WHAT IS ASKED. Across the entries below, count the lines in which the word "Shutdown" occurs. Reply with the count alone.

--- begin SUPPLIED ENTRIES ---

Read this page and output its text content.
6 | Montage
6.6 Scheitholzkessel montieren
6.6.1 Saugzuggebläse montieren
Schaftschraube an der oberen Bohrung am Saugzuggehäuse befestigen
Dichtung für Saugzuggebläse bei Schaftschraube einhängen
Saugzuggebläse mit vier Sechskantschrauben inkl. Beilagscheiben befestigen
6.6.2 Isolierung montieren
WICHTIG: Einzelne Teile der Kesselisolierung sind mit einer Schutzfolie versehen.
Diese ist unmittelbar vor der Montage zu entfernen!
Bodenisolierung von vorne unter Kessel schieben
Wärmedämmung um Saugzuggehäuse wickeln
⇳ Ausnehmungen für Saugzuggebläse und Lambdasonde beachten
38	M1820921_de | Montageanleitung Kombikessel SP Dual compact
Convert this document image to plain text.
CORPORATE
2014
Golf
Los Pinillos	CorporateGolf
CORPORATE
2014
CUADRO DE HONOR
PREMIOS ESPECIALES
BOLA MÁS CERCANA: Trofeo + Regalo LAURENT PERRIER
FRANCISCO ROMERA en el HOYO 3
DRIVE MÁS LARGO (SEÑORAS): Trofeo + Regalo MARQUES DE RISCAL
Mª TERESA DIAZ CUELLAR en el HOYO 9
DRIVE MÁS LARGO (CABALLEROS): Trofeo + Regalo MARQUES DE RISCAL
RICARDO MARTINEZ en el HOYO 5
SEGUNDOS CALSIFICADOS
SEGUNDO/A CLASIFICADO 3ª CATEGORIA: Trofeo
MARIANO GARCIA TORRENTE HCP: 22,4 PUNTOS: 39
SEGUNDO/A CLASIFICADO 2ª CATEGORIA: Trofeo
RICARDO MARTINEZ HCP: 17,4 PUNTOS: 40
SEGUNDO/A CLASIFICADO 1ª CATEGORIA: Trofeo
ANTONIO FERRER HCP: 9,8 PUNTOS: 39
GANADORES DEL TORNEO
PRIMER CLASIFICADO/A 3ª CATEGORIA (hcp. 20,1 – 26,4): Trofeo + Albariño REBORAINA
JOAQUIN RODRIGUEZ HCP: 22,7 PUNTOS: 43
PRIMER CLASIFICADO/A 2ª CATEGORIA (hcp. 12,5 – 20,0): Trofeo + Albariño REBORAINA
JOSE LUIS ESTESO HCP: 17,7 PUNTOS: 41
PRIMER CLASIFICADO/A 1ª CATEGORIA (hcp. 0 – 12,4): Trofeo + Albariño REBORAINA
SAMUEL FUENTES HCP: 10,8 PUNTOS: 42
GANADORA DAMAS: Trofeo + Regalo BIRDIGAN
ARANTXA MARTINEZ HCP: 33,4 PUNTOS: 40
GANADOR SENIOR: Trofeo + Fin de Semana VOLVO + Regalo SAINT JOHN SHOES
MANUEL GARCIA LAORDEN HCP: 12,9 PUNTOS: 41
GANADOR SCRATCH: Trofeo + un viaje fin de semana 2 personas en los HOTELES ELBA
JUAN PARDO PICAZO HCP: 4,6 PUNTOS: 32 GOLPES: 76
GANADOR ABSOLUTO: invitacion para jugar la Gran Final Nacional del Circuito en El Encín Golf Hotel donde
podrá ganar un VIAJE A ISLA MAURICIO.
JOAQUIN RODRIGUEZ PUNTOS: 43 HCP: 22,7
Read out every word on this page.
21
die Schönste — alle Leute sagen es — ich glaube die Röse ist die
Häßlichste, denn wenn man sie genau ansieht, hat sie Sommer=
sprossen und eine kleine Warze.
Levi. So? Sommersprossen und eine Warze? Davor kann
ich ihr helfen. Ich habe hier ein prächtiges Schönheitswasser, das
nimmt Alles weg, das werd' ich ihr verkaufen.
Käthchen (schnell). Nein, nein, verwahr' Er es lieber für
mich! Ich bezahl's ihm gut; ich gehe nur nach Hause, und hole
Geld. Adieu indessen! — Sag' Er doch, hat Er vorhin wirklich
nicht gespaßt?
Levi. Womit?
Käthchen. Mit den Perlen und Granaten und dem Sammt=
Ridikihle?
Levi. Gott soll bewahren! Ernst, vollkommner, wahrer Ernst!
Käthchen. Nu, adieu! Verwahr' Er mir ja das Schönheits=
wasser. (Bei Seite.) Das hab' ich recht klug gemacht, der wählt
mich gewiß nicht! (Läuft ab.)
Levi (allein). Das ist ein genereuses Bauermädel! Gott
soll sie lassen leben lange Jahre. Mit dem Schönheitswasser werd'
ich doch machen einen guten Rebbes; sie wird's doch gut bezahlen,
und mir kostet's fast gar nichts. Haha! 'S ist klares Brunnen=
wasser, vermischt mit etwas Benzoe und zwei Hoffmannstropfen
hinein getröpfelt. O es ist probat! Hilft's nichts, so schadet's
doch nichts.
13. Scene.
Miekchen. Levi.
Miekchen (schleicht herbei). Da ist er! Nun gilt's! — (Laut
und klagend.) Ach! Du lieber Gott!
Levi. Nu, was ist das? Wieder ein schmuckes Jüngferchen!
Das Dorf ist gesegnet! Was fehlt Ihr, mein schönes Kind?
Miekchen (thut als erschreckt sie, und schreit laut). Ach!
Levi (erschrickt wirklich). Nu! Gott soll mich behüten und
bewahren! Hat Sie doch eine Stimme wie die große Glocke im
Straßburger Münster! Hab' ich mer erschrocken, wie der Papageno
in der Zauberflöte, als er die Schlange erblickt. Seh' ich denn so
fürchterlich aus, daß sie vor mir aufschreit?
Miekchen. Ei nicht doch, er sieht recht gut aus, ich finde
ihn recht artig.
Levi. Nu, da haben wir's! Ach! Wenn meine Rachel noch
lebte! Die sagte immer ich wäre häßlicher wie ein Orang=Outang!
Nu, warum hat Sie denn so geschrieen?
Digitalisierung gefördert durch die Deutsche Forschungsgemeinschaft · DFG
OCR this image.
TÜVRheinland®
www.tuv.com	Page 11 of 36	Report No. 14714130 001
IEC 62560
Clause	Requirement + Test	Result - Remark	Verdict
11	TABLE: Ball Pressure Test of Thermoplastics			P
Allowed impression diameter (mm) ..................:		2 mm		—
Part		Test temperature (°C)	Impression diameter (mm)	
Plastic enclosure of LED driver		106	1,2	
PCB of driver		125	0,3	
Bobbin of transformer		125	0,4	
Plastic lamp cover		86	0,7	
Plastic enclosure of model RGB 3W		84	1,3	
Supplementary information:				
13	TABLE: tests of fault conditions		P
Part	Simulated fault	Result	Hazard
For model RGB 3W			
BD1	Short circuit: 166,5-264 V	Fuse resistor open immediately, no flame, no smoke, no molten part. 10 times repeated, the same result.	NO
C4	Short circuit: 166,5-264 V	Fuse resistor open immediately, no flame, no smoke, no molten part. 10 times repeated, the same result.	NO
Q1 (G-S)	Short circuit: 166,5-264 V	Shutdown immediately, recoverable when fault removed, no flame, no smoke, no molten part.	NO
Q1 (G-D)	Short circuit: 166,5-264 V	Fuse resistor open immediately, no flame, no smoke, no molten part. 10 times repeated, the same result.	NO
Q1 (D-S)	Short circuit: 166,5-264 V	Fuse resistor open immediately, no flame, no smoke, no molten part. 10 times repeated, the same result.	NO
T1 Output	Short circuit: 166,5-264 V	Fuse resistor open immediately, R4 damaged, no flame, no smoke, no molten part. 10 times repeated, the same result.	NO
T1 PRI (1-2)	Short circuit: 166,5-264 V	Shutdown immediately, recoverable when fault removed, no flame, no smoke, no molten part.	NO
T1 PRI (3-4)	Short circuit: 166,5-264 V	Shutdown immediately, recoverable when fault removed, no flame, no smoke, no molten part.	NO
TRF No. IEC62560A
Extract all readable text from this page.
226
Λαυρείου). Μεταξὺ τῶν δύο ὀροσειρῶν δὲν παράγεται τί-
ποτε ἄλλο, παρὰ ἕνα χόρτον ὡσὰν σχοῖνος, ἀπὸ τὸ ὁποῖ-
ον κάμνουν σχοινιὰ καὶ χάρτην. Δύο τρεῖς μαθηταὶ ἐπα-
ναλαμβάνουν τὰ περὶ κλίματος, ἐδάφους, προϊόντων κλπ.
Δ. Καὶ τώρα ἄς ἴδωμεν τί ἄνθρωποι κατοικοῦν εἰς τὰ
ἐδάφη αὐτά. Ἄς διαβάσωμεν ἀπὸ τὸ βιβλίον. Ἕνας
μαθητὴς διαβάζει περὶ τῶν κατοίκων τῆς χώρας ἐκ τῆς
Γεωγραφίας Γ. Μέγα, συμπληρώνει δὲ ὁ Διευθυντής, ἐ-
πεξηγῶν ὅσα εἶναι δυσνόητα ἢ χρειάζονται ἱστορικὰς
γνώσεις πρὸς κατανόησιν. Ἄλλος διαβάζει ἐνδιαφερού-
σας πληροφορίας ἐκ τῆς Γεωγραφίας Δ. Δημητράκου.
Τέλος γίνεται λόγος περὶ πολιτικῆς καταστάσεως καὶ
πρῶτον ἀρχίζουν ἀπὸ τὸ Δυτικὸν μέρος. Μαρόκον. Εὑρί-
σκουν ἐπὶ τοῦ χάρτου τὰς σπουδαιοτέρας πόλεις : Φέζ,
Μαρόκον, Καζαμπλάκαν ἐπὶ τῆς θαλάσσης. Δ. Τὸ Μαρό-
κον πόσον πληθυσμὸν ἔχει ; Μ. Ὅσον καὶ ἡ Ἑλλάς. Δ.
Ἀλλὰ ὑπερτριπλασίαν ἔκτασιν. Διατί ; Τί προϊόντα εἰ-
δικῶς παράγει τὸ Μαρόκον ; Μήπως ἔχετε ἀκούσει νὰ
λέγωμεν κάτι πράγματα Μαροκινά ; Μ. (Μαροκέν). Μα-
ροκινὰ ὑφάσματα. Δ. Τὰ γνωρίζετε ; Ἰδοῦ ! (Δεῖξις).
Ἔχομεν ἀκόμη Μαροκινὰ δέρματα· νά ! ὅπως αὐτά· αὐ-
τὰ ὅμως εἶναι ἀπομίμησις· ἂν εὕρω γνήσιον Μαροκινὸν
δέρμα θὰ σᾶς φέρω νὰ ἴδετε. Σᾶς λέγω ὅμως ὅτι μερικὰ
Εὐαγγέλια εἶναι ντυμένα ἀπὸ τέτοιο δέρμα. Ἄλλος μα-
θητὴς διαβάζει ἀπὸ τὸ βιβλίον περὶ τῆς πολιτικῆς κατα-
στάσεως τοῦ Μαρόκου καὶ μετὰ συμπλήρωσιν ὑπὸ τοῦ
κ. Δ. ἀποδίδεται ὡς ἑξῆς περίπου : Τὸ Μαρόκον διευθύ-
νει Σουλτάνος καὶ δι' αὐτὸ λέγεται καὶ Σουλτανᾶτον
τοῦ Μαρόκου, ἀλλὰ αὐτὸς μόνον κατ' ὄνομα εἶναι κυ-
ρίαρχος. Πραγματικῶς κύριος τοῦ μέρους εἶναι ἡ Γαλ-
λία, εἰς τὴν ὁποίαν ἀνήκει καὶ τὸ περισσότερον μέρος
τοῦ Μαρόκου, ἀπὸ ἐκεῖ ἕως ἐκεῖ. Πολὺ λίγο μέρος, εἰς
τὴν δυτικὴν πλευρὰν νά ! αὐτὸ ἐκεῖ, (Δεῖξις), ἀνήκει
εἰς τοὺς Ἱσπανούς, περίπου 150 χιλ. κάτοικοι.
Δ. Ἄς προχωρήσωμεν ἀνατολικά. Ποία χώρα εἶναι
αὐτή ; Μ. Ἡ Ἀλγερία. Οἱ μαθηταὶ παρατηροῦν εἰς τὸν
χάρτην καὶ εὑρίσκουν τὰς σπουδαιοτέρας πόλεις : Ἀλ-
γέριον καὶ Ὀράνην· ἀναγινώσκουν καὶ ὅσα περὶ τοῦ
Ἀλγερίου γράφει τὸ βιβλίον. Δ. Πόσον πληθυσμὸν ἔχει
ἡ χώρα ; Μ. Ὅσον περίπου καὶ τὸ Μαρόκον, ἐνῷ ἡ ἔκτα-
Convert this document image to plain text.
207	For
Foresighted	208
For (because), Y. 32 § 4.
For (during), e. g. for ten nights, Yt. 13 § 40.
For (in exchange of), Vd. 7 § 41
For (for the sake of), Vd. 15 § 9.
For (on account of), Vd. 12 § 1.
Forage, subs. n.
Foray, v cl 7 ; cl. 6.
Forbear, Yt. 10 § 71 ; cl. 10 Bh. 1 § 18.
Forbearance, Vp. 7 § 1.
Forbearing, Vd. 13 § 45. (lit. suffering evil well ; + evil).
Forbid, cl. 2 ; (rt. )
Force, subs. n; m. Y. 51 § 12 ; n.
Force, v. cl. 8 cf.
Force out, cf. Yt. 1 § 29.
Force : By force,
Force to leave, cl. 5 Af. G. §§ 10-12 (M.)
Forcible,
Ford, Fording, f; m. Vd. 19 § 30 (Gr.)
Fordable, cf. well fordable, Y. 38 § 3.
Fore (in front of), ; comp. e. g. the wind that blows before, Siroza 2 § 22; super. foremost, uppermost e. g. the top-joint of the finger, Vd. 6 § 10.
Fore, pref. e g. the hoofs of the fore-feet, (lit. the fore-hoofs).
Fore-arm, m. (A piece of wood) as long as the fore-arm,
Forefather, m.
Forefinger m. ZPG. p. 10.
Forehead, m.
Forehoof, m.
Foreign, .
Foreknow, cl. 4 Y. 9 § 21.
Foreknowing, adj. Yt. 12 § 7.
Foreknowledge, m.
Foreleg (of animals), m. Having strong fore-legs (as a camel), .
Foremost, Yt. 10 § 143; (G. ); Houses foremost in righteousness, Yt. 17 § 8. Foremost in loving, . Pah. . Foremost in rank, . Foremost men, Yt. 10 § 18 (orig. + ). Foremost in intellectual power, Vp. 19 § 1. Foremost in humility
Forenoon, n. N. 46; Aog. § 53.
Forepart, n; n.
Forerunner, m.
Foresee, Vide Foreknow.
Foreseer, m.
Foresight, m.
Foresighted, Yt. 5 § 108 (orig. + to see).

--- end SUPPLIED ENTRIES ---

WRITTEN RESPONSE. 3